Below are records. Copy every line with "this" in it.

[Records contained in a dataset]
- - -

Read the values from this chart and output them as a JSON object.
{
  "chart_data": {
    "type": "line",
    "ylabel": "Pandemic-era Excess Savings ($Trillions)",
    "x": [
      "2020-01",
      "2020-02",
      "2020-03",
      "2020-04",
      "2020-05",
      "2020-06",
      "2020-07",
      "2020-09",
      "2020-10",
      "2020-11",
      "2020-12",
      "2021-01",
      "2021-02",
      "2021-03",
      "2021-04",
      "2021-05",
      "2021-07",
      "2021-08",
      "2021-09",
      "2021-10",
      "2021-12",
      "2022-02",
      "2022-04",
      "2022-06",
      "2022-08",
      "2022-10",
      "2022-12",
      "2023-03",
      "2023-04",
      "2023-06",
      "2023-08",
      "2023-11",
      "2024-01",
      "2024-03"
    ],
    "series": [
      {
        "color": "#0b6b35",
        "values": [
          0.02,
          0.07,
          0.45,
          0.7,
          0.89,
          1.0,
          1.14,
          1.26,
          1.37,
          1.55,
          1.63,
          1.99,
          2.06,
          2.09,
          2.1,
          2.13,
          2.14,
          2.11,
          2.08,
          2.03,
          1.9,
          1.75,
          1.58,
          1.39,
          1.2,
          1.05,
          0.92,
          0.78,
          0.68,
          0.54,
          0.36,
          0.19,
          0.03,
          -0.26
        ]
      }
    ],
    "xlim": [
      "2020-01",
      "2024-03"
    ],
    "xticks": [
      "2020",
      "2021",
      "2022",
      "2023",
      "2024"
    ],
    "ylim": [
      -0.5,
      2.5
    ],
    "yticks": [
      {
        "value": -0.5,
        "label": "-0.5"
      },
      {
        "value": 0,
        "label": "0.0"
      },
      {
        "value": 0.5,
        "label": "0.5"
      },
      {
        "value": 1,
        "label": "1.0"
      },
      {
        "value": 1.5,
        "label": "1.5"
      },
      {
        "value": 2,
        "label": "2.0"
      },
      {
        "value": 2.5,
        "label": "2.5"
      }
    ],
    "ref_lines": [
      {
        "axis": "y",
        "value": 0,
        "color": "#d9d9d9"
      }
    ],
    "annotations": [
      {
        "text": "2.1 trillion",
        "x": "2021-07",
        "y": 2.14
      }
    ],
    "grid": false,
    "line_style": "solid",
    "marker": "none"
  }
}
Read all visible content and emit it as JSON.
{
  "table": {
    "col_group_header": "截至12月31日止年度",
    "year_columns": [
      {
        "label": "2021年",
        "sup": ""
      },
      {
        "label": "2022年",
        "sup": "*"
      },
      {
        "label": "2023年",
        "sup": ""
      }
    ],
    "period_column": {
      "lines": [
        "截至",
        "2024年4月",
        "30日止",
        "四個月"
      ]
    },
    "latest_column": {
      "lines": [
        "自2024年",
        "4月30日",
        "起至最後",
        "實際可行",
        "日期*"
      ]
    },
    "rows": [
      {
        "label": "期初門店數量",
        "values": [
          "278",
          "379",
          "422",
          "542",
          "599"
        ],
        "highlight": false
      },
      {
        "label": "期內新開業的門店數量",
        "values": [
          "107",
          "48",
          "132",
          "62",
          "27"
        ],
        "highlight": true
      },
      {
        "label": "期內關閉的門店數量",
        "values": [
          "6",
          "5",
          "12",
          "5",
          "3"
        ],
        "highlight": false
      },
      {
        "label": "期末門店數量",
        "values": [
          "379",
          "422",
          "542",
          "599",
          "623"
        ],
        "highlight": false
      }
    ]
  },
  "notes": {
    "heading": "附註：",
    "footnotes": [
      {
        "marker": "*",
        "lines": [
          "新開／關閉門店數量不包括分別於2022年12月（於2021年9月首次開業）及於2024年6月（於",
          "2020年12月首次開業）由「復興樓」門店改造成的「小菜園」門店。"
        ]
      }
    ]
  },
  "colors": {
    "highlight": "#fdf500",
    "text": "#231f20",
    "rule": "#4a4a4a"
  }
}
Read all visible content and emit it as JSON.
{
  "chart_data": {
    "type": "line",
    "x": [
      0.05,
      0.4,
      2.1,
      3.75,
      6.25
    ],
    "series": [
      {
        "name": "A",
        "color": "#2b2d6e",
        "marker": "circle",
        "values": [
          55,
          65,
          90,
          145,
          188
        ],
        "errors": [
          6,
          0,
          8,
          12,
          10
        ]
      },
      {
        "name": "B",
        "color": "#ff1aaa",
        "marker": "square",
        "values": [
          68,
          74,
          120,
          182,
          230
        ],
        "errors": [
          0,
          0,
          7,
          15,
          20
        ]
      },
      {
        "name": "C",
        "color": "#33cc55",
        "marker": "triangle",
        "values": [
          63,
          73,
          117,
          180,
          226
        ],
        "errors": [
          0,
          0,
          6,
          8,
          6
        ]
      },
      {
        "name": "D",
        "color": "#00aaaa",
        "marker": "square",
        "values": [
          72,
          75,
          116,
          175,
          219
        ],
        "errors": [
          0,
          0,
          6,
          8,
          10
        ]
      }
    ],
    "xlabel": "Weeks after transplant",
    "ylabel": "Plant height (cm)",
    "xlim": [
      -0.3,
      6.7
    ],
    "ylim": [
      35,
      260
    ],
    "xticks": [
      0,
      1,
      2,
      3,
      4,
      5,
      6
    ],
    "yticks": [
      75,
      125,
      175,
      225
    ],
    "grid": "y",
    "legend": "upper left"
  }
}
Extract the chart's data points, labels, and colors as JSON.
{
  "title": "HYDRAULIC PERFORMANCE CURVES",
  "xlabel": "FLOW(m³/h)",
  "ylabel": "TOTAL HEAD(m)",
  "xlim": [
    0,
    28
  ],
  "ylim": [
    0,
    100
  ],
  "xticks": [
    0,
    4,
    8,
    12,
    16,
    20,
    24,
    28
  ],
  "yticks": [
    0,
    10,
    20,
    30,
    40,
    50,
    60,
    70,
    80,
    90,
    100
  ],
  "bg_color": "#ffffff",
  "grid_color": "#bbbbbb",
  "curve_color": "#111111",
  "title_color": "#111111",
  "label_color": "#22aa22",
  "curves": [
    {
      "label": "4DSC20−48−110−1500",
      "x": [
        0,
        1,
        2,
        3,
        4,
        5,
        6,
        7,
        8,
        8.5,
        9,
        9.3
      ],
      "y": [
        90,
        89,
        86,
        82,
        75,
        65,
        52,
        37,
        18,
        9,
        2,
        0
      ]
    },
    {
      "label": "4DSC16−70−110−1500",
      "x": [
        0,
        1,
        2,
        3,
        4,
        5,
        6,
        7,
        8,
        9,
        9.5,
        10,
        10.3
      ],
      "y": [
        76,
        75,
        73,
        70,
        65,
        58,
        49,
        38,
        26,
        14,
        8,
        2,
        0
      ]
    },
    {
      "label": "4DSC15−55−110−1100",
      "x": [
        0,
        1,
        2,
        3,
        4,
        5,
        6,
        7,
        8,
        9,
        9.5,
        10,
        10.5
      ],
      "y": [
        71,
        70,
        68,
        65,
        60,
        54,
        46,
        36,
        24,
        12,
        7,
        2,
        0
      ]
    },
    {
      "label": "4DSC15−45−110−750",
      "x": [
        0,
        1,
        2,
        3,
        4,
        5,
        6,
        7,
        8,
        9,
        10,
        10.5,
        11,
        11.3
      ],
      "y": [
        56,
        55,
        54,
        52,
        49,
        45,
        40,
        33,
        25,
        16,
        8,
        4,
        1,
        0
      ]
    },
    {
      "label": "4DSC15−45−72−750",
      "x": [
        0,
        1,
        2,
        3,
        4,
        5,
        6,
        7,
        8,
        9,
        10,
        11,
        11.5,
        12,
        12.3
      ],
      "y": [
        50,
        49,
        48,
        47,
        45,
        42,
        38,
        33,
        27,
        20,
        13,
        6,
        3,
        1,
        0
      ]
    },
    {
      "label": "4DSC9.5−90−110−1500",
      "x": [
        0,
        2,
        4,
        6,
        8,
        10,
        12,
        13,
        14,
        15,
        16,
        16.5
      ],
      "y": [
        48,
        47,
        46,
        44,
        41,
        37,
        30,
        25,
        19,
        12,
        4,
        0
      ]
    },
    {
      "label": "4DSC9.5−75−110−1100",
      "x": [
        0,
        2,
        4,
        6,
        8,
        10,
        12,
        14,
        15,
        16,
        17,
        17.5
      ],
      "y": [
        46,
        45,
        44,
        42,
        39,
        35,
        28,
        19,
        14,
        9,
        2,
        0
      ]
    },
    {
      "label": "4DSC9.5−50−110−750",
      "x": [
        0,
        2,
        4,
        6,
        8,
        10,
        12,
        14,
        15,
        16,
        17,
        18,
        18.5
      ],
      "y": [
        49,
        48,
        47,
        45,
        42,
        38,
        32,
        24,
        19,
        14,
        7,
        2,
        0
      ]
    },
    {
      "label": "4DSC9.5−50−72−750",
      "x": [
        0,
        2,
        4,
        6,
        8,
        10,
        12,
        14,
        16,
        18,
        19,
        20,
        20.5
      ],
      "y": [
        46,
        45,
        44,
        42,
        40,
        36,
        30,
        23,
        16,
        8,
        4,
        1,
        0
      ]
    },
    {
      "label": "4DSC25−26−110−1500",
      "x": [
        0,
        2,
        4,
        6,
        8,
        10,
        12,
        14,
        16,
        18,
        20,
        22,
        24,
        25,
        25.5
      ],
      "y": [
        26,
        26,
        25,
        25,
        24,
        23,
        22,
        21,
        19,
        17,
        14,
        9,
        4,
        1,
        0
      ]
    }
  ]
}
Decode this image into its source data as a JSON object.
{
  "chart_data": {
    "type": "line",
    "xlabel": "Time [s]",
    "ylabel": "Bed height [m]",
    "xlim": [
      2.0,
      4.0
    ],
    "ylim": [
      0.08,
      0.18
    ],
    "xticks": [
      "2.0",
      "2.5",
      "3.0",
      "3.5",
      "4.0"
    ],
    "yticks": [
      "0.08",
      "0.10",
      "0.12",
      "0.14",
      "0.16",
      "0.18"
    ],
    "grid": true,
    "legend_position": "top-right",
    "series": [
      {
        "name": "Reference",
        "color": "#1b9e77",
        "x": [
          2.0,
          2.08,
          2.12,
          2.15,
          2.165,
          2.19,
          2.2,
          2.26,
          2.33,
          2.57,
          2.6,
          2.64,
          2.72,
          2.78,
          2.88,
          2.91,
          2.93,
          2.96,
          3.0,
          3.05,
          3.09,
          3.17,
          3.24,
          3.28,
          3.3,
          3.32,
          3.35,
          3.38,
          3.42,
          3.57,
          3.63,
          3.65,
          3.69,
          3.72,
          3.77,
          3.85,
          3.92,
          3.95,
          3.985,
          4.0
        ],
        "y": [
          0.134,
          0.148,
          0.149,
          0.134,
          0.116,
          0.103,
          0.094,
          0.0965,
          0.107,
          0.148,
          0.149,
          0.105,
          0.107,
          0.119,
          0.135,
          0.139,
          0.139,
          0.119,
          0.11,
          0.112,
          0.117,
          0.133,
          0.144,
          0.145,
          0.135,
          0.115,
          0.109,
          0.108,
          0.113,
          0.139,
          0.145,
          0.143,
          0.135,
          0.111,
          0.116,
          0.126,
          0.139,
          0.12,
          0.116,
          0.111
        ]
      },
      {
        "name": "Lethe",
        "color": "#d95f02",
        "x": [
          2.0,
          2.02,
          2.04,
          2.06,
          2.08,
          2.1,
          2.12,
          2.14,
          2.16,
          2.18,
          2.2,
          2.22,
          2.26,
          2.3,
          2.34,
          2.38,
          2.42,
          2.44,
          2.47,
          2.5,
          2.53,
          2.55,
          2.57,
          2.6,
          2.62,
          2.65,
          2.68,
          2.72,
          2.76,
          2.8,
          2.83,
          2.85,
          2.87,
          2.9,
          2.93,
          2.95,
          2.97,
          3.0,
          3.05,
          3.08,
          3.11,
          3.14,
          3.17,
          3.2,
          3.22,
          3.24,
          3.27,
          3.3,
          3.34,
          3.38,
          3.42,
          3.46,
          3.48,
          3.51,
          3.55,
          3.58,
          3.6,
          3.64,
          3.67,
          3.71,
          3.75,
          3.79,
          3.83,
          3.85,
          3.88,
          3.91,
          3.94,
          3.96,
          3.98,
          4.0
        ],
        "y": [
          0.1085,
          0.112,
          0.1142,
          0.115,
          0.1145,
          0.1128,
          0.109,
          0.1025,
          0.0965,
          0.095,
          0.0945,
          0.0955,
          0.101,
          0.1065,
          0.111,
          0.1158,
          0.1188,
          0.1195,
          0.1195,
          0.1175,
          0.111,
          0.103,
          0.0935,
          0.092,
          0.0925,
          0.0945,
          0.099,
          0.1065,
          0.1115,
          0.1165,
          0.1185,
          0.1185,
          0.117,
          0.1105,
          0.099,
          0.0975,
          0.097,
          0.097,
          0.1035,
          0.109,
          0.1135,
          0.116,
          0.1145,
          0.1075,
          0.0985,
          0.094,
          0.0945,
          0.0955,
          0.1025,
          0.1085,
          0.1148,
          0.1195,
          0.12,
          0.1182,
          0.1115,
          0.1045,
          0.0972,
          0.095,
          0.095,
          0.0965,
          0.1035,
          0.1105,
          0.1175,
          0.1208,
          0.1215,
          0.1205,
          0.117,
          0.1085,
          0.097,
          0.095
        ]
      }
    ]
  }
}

- - -

#### EXERCISE RESULT:
Read the values from this chart and output them as a JSON object.
Decode this image into its source data as a JSON object.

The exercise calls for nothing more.